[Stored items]
•••••

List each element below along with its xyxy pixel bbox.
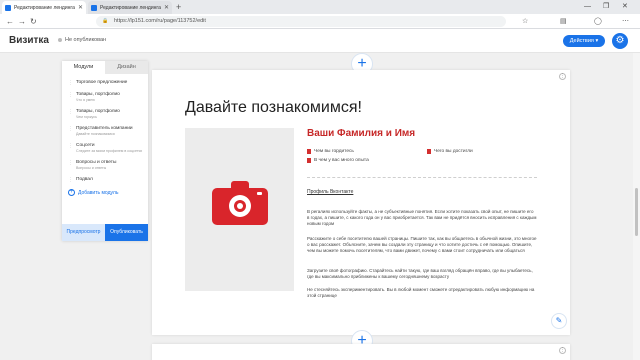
sidebar-item-subtitle: Следите за моим профилем в соцсетях bbox=[76, 149, 143, 153]
bullet-text: В чем у вас много опыта bbox=[314, 158, 369, 163]
sidebar-item-offer[interactable]: ⋮ Торговое предложение bbox=[68, 80, 144, 86]
collections-icon[interactable]: ▤ bbox=[560, 17, 567, 26]
scrollbar-thumb[interactable] bbox=[635, 188, 638, 236]
sidebar-actions: Предпросмотр Опубликовать bbox=[62, 224, 148, 241]
sidebar-item-representative[interactable]: ⋮ Представитель компании Давайте познако… bbox=[68, 126, 144, 137]
favicon-icon bbox=[91, 4, 97, 11]
actions-button[interactable]: Действия ▾ bbox=[563, 35, 605, 47]
tab-label: Редактирование лендинга | [B bbox=[14, 4, 76, 11]
block-menu-icon[interactable]: ⋮ bbox=[559, 73, 566, 80]
address-bar[interactable]: 🔒 https://lp151.com/ru/page/113752/edit bbox=[96, 16, 506, 27]
bullet-item[interactable]: Чем вы гордитесь bbox=[307, 149, 354, 154]
back-icon[interactable]: ← bbox=[6, 16, 14, 27]
add-module-label: Добавить модуль bbox=[78, 189, 119, 196]
text-paragraph[interactable]: В регалиях используйте факты, а не субъе… bbox=[307, 209, 537, 228]
drag-handle-icon[interactable]: ⋮ bbox=[68, 177, 73, 183]
app-header: Визитка Не опубликован Действия ▾ ⚙ bbox=[0, 29, 640, 53]
camera-icon bbox=[212, 179, 268, 225]
sidebar-item-social[interactable]: ⋮ Соцсети Следите за моим профилем в соц… bbox=[68, 143, 144, 154]
module-list: ⋮ Торговое предложение ⋮ Товары, портфол… bbox=[62, 80, 148, 183]
text-paragraph[interactable]: Не стесняйтесь экспериментировать. Вы в … bbox=[307, 287, 537, 299]
sidebar-item-subtitle: Вопросы и ответы bbox=[76, 166, 107, 170]
sidebar-item-subtitle: Что я умею bbox=[76, 98, 95, 102]
drag-handle-icon[interactable]: ⋮ bbox=[68, 143, 73, 149]
block-menu-icon[interactable]: ⋮ bbox=[559, 347, 566, 354]
forward-icon[interactable]: → bbox=[18, 16, 26, 27]
settings-button[interactable]: ⚙ bbox=[612, 33, 628, 49]
sidebar-item-products-2[interactable]: ⋮ Товары, портфолио Чем горжусь bbox=[68, 109, 144, 120]
about-block: ⋮ Давайте познакомимся! Ваши Фамилия и И… bbox=[152, 70, 570, 335]
text-paragraph[interactable]: Загрузите своё фотографию. Старайтесь на… bbox=[307, 268, 537, 280]
browser-tab-2[interactable]: Редактирование лендинга | [B ✕ bbox=[88, 1, 172, 14]
bullet-text: Чего вы достигли bbox=[434, 149, 473, 154]
drag-handle-icon[interactable]: ⋮ bbox=[68, 126, 73, 132]
drag-handle-icon[interactable]: ⋮ bbox=[68, 109, 73, 115]
bookmark-icon bbox=[427, 149, 431, 154]
bookmark-icon bbox=[307, 158, 311, 163]
photo-placeholder[interactable] bbox=[185, 128, 294, 291]
browser-toolbar: ← → ↻ 🔒 https://lp151.com/ru/page/113752… bbox=[0, 14, 640, 29]
plus-icon: + bbox=[68, 189, 75, 196]
sidebar-item-title: Подвал bbox=[76, 177, 93, 182]
reload-icon[interactable]: ↻ bbox=[30, 16, 37, 27]
sidebar-item-subtitle: Чем горжусь bbox=[76, 115, 97, 119]
status-text: Не опубликован bbox=[65, 37, 107, 43]
page-title: Визитка bbox=[9, 35, 49, 46]
divider bbox=[307, 177, 537, 178]
sidebar-item-subtitle: Давайте познакомимся bbox=[76, 132, 115, 136]
edit-block-button[interactable]: ✎ bbox=[551, 313, 567, 329]
preview-button[interactable]: Предпросмотр bbox=[62, 224, 105, 241]
vk-profile-link[interactable]: Профиль Вконтакте bbox=[307, 189, 353, 195]
bullet-text: Чем вы гордитесь bbox=[314, 149, 354, 154]
text-paragraph[interactable]: Расскажите о себе посетителю вашей стран… bbox=[307, 236, 537, 255]
person-name[interactable]: Ваши Фамилия и Имя bbox=[307, 128, 415, 139]
sidebar-item-footer[interactable]: ⋮ Подвал bbox=[68, 177, 144, 183]
block-heading[interactable]: Давайте познакомимся! bbox=[185, 99, 362, 117]
status-dot-icon bbox=[58, 38, 62, 42]
bullet-item[interactable]: В чем у вас много опыта bbox=[307, 158, 369, 163]
star-icon[interactable]: ☆ bbox=[522, 17, 528, 26]
actions-label: Действия bbox=[569, 38, 594, 44]
status-badge: Не опубликован bbox=[58, 37, 106, 43]
sidebar-item-products-1[interactable]: ⋮ Товары, портфолио Что я умею bbox=[68, 92, 144, 103]
maximize-button[interactable]: ❐ bbox=[603, 2, 609, 12]
close-icon[interactable]: ✕ bbox=[78, 4, 83, 11]
sidebar-tabs: Модули Дизайн bbox=[62, 61, 148, 74]
sidebar-item-title: Торговое предложение bbox=[76, 80, 128, 85]
sidebar-item-faq[interactable]: ⋮ Вопросы и ответы Вопросы и ответы bbox=[68, 160, 144, 171]
tab-modules[interactable]: Модули bbox=[62, 61, 105, 74]
bookmark-icon bbox=[307, 149, 311, 154]
lock-icon: 🔒 bbox=[102, 18, 109, 24]
tab-label: Редактирование лендинга | [B bbox=[100, 4, 162, 11]
module-sidebar: Модули Дизайн ⋮ Торговое предложение ⋮ Т… bbox=[62, 61, 148, 241]
chevron-down-icon: ▾ bbox=[595, 38, 599, 44]
browser-tab-1[interactable]: Редактирование лендинга | [B ✕ bbox=[2, 1, 86, 14]
close-window-button[interactable]: ✕ bbox=[622, 2, 628, 12]
gear-icon: ⚙ bbox=[615, 35, 625, 46]
url-text: https://lp151.com/ru/page/113752/edit bbox=[114, 18, 206, 24]
bullet-item[interactable]: Чего вы достигли bbox=[427, 149, 473, 154]
next-block: ⋮ bbox=[152, 344, 570, 360]
drag-handle-icon[interactable]: ⋮ bbox=[68, 92, 73, 98]
new-tab-button[interactable]: + bbox=[176, 1, 181, 13]
profile-icon[interactable]: ◯ bbox=[594, 17, 602, 26]
browser-tab-bar: Редактирование лендинга | [B ✕ Редактиро… bbox=[0, 0, 640, 14]
pencil-icon: ✎ bbox=[555, 316, 563, 325]
drag-handle-icon[interactable]: ⋮ bbox=[68, 160, 73, 166]
minimize-button[interactable]: — bbox=[584, 2, 591, 12]
favicon-icon bbox=[5, 4, 11, 11]
more-icon[interactable]: ⋯ bbox=[622, 17, 629, 26]
add-module-button[interactable]: + Добавить модуль bbox=[68, 189, 148, 196]
drag-handle-icon[interactable]: ⋮ bbox=[68, 80, 73, 86]
close-icon[interactable]: ✕ bbox=[164, 4, 169, 11]
publish-button[interactable]: Опубликовать bbox=[105, 224, 148, 241]
tab-design[interactable]: Дизайн bbox=[105, 61, 148, 74]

•••••

WHAT TO PRODUCE — Pull out every line of the material above word for word, leaving out the pictures.

SOLUTION FOR THIS EXERCISE —
List each element below along with its xyxy pixel bbox.
sidebar-item-subtitle: Следите за моим профилем в соцсетях bbox=[76, 149, 143, 153]
bullet-text: В чем у вас много опыта bbox=[314, 158, 369, 163]
sidebar-item-offer[interactable]: ⋮ Торговое предложение bbox=[68, 80, 144, 86]
collections-icon[interactable]: ▤ bbox=[560, 17, 567, 26]
scrollbar-thumb[interactable] bbox=[635, 188, 638, 236]
sidebar-actions: Предпросмотр Опубликовать bbox=[62, 224, 148, 241]
sidebar-item-representative[interactable]: ⋮ Представитель компании Давайте познако… bbox=[68, 126, 144, 137]
favicon-icon bbox=[91, 4, 97, 11]
actions-button[interactable]: Действия ▾ bbox=[563, 35, 605, 47]
tab-label: Редактирование лендинга | [B bbox=[14, 4, 76, 11]
block-menu-icon[interactable]: ⋮ bbox=[559, 73, 566, 80]
address-bar[interactable]: 🔒 https://lp151.com/ru/page/113752/edit bbox=[96, 16, 506, 27]
bullet-item[interactable]: Чем вы гордитесь bbox=[307, 149, 354, 154]
back-icon[interactable]: ← bbox=[6, 16, 14, 27]
add-module-label: Добавить модуль bbox=[78, 189, 119, 196]
text-paragraph[interactable]: В регалиях используйте факты, а не субъе… bbox=[307, 209, 537, 228]
drag-handle-icon[interactable]: ⋮ bbox=[68, 177, 73, 183]
app-header: Визитка Не опубликован Действия ▾ ⚙ bbox=[0, 29, 640, 53]
camera-icon bbox=[212, 179, 268, 225]
sidebar-item-social[interactable]: ⋮ Соцсети Следите за моим профилем в соц… bbox=[68, 143, 144, 154]
module-list: ⋮ Торговое предложение ⋮ Товары, портфол… bbox=[62, 80, 148, 183]
text-paragraph[interactable]: Не стесняйтесь экспериментировать. Вы в … bbox=[307, 287, 537, 299]
sidebar-item-subtitle: Вопросы и ответы bbox=[76, 166, 107, 170]
sidebar-item-subtitle: Что я умею bbox=[76, 98, 95, 102]
drag-handle-icon[interactable]: ⋮ bbox=[68, 143, 73, 149]
block-menu-icon[interactable]: ⋮ bbox=[559, 347, 566, 354]
forward-icon[interactable]: → bbox=[18, 16, 26, 27]
settings-button[interactable]: ⚙ bbox=[612, 33, 628, 49]
sidebar-item-products-2[interactable]: ⋮ Товары, портфолио Чем горжусь bbox=[68, 109, 144, 120]
about-block: ⋮ Давайте познакомимся! Ваши Фамилия и И… bbox=[152, 70, 570, 335]
text-paragraph[interactable]: Загрузите своё фотографию. Старайтесь на… bbox=[307, 268, 537, 280]
browser-tab-2[interactable]: Редактирование лендинга | [B ✕ bbox=[88, 1, 172, 14]
bullet-text: Чего вы достигли bbox=[434, 149, 473, 154]
drag-handle-icon[interactable]: ⋮ bbox=[68, 126, 73, 132]
drag-handle-icon[interactable]: ⋮ bbox=[68, 109, 73, 115]
bookmark-icon bbox=[427, 149, 431, 154]
bookmark-icon bbox=[307, 158, 311, 163]
photo-placeholder[interactable] bbox=[185, 128, 294, 291]
browser-toolbar: ← → ↻ 🔒 https://lp151.com/ru/page/113752… bbox=[0, 14, 640, 29]
plus-icon: + bbox=[68, 189, 75, 196]
sidebar-item-title: Подвал bbox=[76, 177, 93, 182]
reload-icon[interactable]: ↻ bbox=[30, 16, 37, 27]
sidebar-item-subtitle: Чем горжусь bbox=[76, 115, 97, 119]
status-text: Не опубликован bbox=[65, 37, 107, 43]
page-title: Визитка bbox=[9, 35, 49, 46]
divider bbox=[307, 177, 537, 178]
sidebar-item-subtitle: Давайте познакомимся bbox=[76, 132, 115, 136]
edit-block-button[interactable]: ✎ bbox=[551, 313, 567, 329]
preview-button[interactable]: Предпросмотр bbox=[62, 224, 105, 241]
vk-profile-link[interactable]: Профиль Вконтакте bbox=[307, 189, 353, 195]
bullet-text: Чем вы гордитесь bbox=[314, 149, 354, 154]
text-paragraph[interactable]: Расскажите о себе посетителю вашей стран… bbox=[307, 236, 537, 255]
person-name[interactable]: Ваши Фамилия и Имя bbox=[307, 128, 415, 139]
sidebar-item-footer[interactable]: ⋮ Подвал bbox=[68, 177, 144, 183]
block-heading[interactable]: Давайте познакомимся! bbox=[185, 99, 362, 117]
status-dot-icon bbox=[58, 38, 62, 42]
bullet-item[interactable]: В чем у вас много опыта bbox=[307, 158, 369, 163]
star-icon[interactable]: ☆ bbox=[522, 17, 528, 26]
actions-label: Действия bbox=[569, 38, 594, 44]
status-badge: Не опубликован bbox=[58, 37, 106, 43]
sidebar-item-products-1[interactable]: ⋮ Товары, портфолио Что я умею bbox=[68, 92, 144, 103]
maximize-button[interactable]: ❐ bbox=[603, 2, 609, 12]
close-icon[interactable]: ✕ bbox=[78, 4, 83, 11]
sidebar-tabs: Модули Дизайн bbox=[62, 61, 148, 74]
sidebar-item-title: Торговое предложение bbox=[76, 80, 128, 85]
sidebar-item-faq[interactable]: ⋮ Вопросы и ответы Вопросы и ответы bbox=[68, 160, 144, 171]
tab-modules[interactable]: Модули bbox=[62, 61, 105, 74]
bookmark-icon bbox=[307, 149, 311, 154]
lock-icon: 🔒 bbox=[102, 18, 109, 24]
tab-label: Редактирование лендинга | [B bbox=[100, 4, 162, 11]
module-sidebar: Модули Дизайн ⋮ Торговое предложение ⋮ Т… bbox=[62, 61, 148, 241]
chevron-down-icon: ▾ bbox=[595, 38, 599, 44]
browser-tab-1[interactable]: Редактирование лендинга | [B ✕ bbox=[2, 1, 86, 14]
close-window-button[interactable]: ✕ bbox=[622, 2, 628, 12]
gear-icon: ⚙ bbox=[615, 35, 625, 46]
url-text: https://lp151.com/ru/page/113752/edit bbox=[114, 18, 206, 24]
bullet-item[interactable]: Чего вы достигли bbox=[427, 149, 473, 154]
next-block: ⋮ bbox=[152, 344, 570, 360]
drag-handle-icon[interactable]: ⋮ bbox=[68, 92, 73, 98]
new-tab-button[interactable]: + bbox=[176, 1, 181, 13]
profile-icon[interactable]: ◯ bbox=[594, 17, 602, 26]
browser-tab-bar: Редактирование лендинга | [B ✕ Редактиро… bbox=[0, 0, 640, 14]
pencil-icon: ✎ bbox=[555, 316, 563, 325]
drag-handle-icon[interactable]: ⋮ bbox=[68, 160, 73, 166]
minimize-button[interactable]: — bbox=[584, 2, 591, 12]
favicon-icon bbox=[5, 4, 11, 11]
more-icon[interactable]: ⋯ bbox=[622, 17, 629, 26]
add-module-button[interactable]: + Добавить модуль bbox=[68, 189, 148, 196]
drag-handle-icon[interactable]: ⋮ bbox=[68, 80, 73, 86]
close-icon[interactable]: ✕ bbox=[164, 4, 169, 11]
publish-button[interactable]: Опубликовать bbox=[105, 224, 148, 241]
tab-design[interactable]: Дизайн bbox=[105, 61, 148, 74]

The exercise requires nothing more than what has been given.